* **Text to read**

Mini Trees - Burn Out EP

Mini Trees - Burn Out EP

In the late summer of 2022, Mini Trees’ Lexi Vega was wrapping up an exceptional year. Her debut album Always in Motion came out while she was on the road supporting Julien Baker in 2021, and she launched into a busy touring schedule, supporting towering fixtures of the indie music world, like Death Cab for Cutie, Thao, Yumi Zouma, and Hovvdy. Suddenly, Mini Trees — a project Vega started on a whim in 2018 — had become a career.

But the thing no one talks about with periods of time that are exceptional is that they are often equal parts amazing and draining. When Vega returned home to Los Angeles after almost two years of touring, she found herself tired and dejected. Rarely do musicians talk about the emotional toll exacted behind the scenes — the energy it takes to connect with audiences night after night in strange towns; the industry’s insistence on synthesizing your identity into something consumable; the struggle to find joy in commodifying the thing you once did purely for love. “I struggle with the balance of being so emotionally attached to the art that I make and simultaneously trying to build a business out of it,” Vega says.

She pondered quitting. A month passed — no planning, no writing, no recording. But Vega has been playing music since she got her first miniature drum kit at five years old. And so, like anybody for whom music is core to their identity would, she got antsy. She decided to stop worrying about how her next moves would be perceived and instead focus her energy on how to cultivate the most joy.

* **Extracted entries**
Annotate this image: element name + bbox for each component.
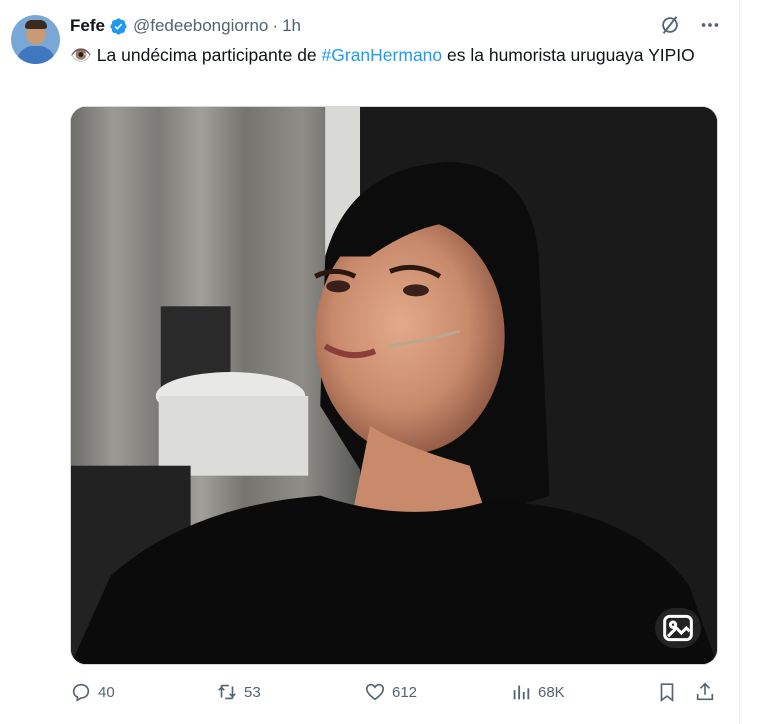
alt-text-icon [663, 614, 693, 642]
tweet-actions: 40 53 612 68K [70, 676, 720, 710]
views-button[interactable]: 68K [510, 681, 565, 703]
like-count: 612 [392, 683, 418, 701]
avatar[interactable] [11, 15, 60, 64]
tweet-text-start: La undécima participante de [96, 45, 322, 65]
hashtag-link[interactable]: #GranHermano [322, 45, 443, 65]
reply-button[interactable]: 40 [70, 681, 115, 703]
grok-icon[interactable] [659, 14, 681, 36]
separator-dot: · [272, 16, 279, 35]
verified-badge-icon [110, 17, 127, 35]
retweet-button[interactable]: 53 [216, 681, 261, 703]
photo-illustration [71, 107, 717, 664]
like-icon [365, 683, 385, 701]
user-handle[interactable]: @fedeebongiorno [133, 16, 268, 36]
display-name[interactable]: Fefe [70, 16, 105, 36]
top-actions [659, 14, 721, 36]
timestamp[interactable]: 1h [282, 16, 301, 36]
tweet-photo[interactable] [70, 106, 718, 665]
bookmark-icon [660, 683, 674, 702]
reply-icon [72, 683, 90, 702]
tweet-text: 👁️ La undécima participante de #GranHerma… [70, 43, 720, 68]
view-count: 68K [538, 683, 565, 701]
retweet-icon [218, 684, 236, 700]
share-icon [696, 682, 714, 701]
alt-text-badge[interactable] [655, 608, 701, 648]
tweet-header: Fefe @fedeebongiorno · 1h [70, 14, 301, 38]
bookmark-button[interactable] [656, 681, 678, 703]
eye-emoji: 👁️ [70, 45, 92, 65]
more-icon[interactable] [699, 14, 721, 36]
tweet-text-end: es la humorista uruguaya YIPIO [442, 45, 695, 65]
tweet-card[interactable]: Fefe @fedeebongiorno · 1h 👁️ La undécima … [0, 0, 740, 724]
retweet-count: 53 [244, 683, 261, 701]
reply-count: 40 [98, 683, 115, 701]
like-button[interactable]: 612 [364, 681, 417, 703]
share-button[interactable] [694, 681, 716, 703]
views-icon [513, 685, 530, 700]
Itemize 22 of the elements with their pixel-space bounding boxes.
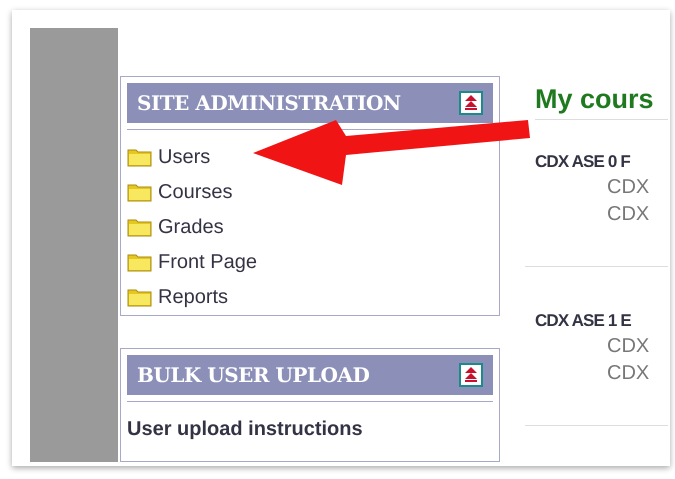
link[interactable]: User upload instructions (127, 414, 363, 444)
course-name[interactable]: CDX ASE 1 E (535, 309, 668, 333)
folder-icon (127, 286, 152, 306)
collapse-icon[interactable] (459, 363, 483, 387)
course-detail: CDX (606, 202, 650, 227)
folder-icon (127, 216, 152, 236)
folder-link[interactable]: Grades (158, 212, 224, 242)
folder-link[interactable]: Courses (158, 176, 232, 206)
block-title: SITE ADMINISTRATION (137, 90, 401, 117)
course-detail: CDX (606, 361, 650, 386)
folder-link[interactable]: Users (158, 142, 210, 172)
folder-link[interactable]: Front Page (158, 246, 257, 276)
block-title: BULK USER UPLOAD (137, 362, 370, 389)
page-heading: My cours (535, 86, 655, 113)
folder-icon (127, 182, 152, 202)
course-detail: CDX (606, 175, 650, 200)
folder-icon (127, 146, 152, 166)
folder-link[interactable]: Reports (158, 282, 228, 312)
course-detail: CDX (606, 334, 650, 359)
course-name[interactable]: CDX ASE 0 F (535, 150, 668, 174)
collapse-icon[interactable] (459, 91, 483, 115)
folder-icon (127, 252, 152, 272)
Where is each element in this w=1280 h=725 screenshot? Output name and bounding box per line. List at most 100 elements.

* **Task list**
A - Could you set down the passage from the Mini Trees piece above word for word, starting with "She pondered quitting." and going on through "the most joy."?
B - How would you render this sentence from the Mini Trees piece in Spanish: "Suddenly, Mini Trees — a project Vega started on a whim in 2018 — had become a career."

* **Solution list**
A -
She pondered quitting. A month passed — no planning, no writing, no recording. But Vega has been playing music since she got her first miniature drum kit at five years old. And so, like anybody for whom music is core to their identity would, she got antsy. She decided to stop worrying about how her next moves would be perceived and instead focus her energy on how to cultivate the most joy.

B - De repente, Mini Trees —un proyecto que Vega empezó por capricho en 2018— se había convertido en una carrera.